• WHAT NEEDS TO BE DONE: Write out the data below exactly as given, without any of its pictures.

═══ MATERIAL FOR THIS EXERCISE ═══

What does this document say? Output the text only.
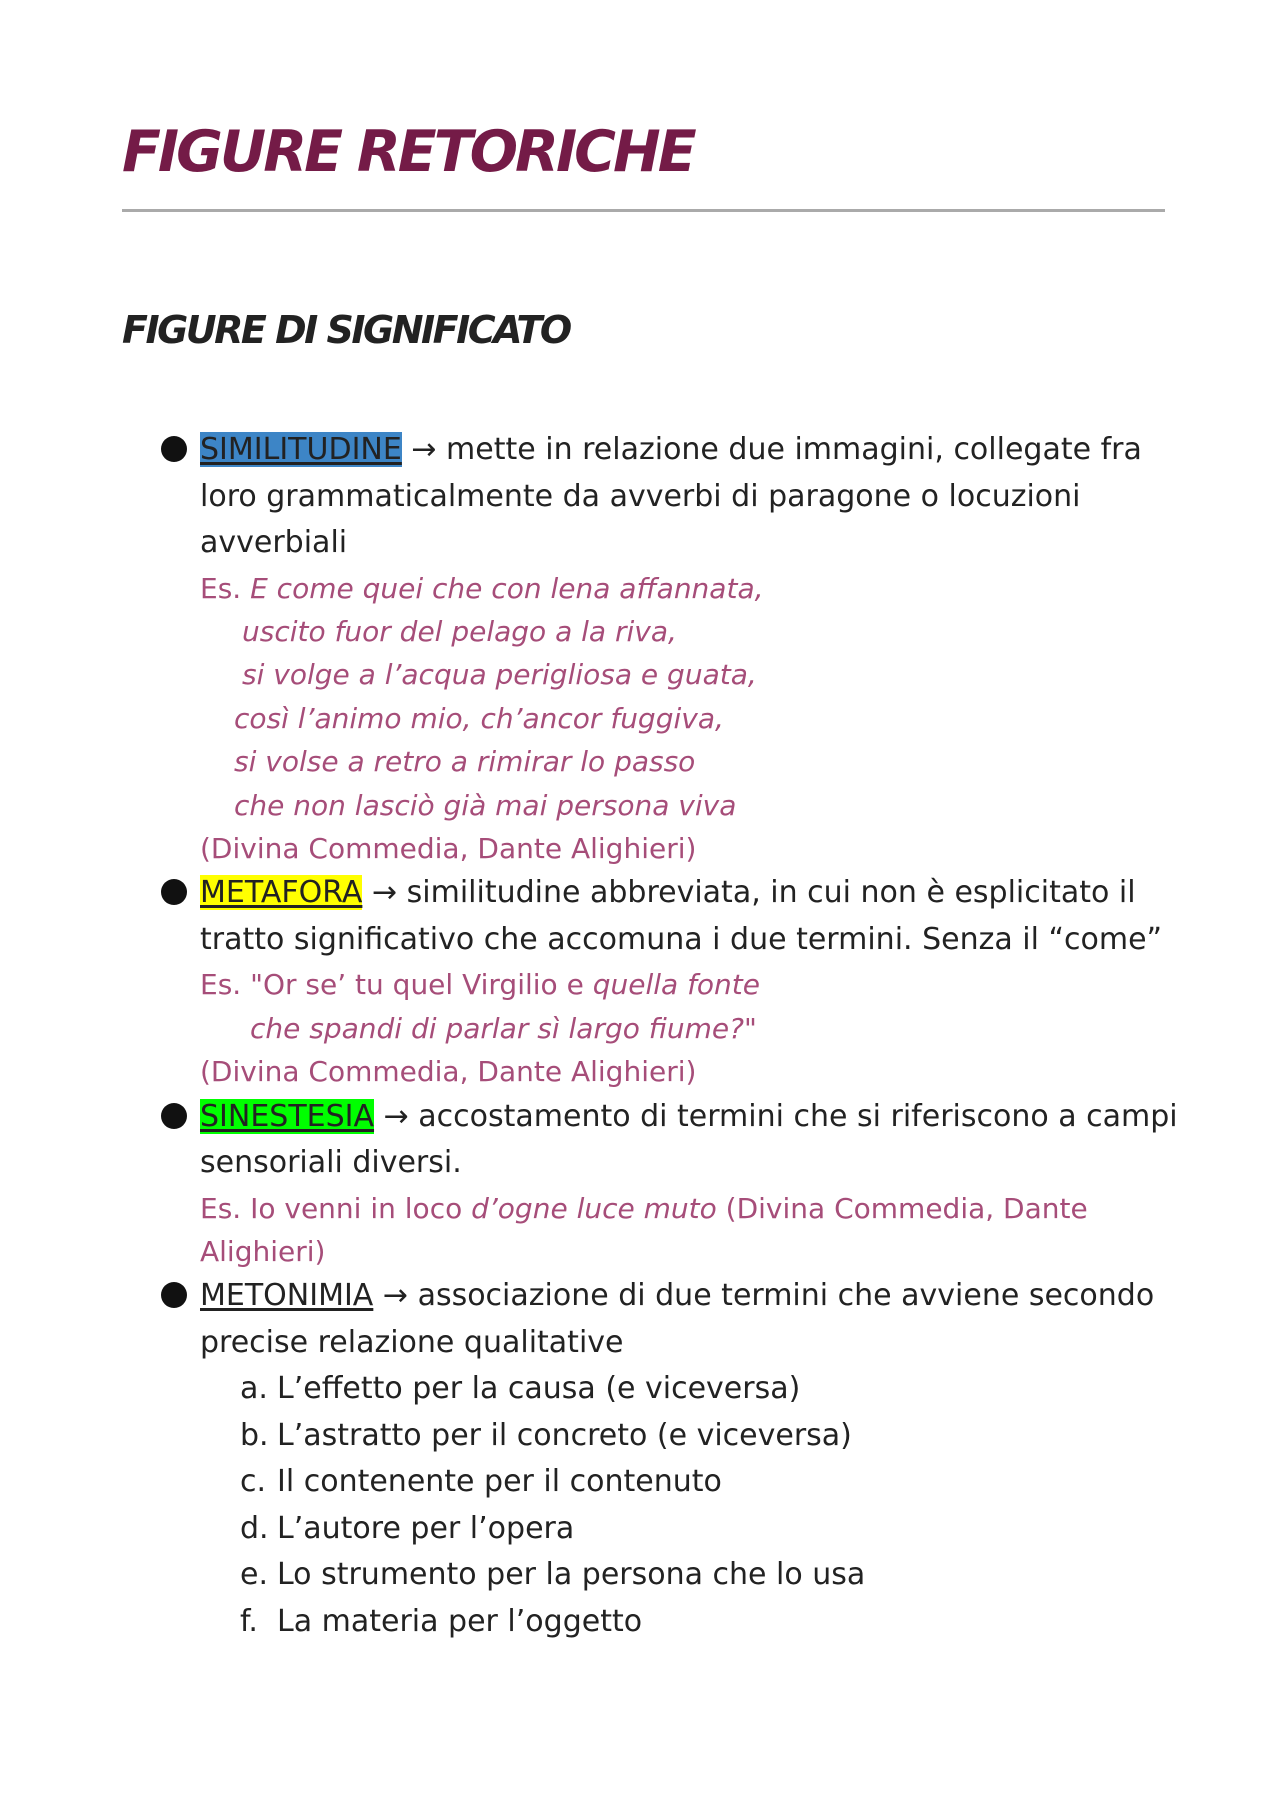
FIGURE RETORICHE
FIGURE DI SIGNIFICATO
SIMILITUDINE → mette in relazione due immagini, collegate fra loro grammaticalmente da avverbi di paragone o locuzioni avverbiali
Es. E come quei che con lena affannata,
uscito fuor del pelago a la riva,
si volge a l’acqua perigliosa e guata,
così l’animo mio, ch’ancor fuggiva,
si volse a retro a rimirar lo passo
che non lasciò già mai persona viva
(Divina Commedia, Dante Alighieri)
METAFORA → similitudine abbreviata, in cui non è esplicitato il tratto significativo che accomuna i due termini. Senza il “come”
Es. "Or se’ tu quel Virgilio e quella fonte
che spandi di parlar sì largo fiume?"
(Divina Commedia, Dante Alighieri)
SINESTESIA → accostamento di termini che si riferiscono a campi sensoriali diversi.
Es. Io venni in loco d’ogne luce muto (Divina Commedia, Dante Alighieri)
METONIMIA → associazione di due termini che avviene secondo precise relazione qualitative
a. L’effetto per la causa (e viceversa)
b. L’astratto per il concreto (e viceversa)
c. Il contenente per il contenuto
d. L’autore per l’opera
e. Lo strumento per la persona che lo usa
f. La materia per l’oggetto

═══

• FULL OUTPUT:
What does this document say? Output the text only.
FIGURE RETORICHE
FIGURE DI SIGNIFICATO
SIMILITUDINE → mette in relazione due immagini, collegate fra loro grammaticalmente da avverbi di paragone o locuzioni avverbiali
Es. E come quei che con lena affannata,
uscito fuor del pelago a la riva,
si volge a l’acqua perigliosa e guata,
così l’animo mio, ch’ancor fuggiva,
si volse a retro a rimirar lo passo
che non lasciò già mai persona viva
(Divina Commedia, Dante Alighieri)
METAFORA → similitudine abbreviata, in cui non è esplicitato il tratto significativo che accomuna i due termini. Senza il “come”
Es. "Or se’ tu quel Virgilio e quella fonte
che spandi di parlar sì largo fiume?"
(Divina Commedia, Dante Alighieri)
SINESTESIA → accostamento di termini che si riferiscono a campi sensoriali diversi.
Es. Io venni in loco d’ogne luce muto (Divina Commedia, Dante Alighieri)
METONIMIA → associazione di due termini che avviene secondo precise relazione qualitative
a. L’effetto per la causa (e viceversa)
b. L’astratto per il concreto (e viceversa)
c. Il contenente per il contenuto
d. L’autore per l’opera
e. Lo strumento per la persona che lo usa
f. La materia per l’oggetto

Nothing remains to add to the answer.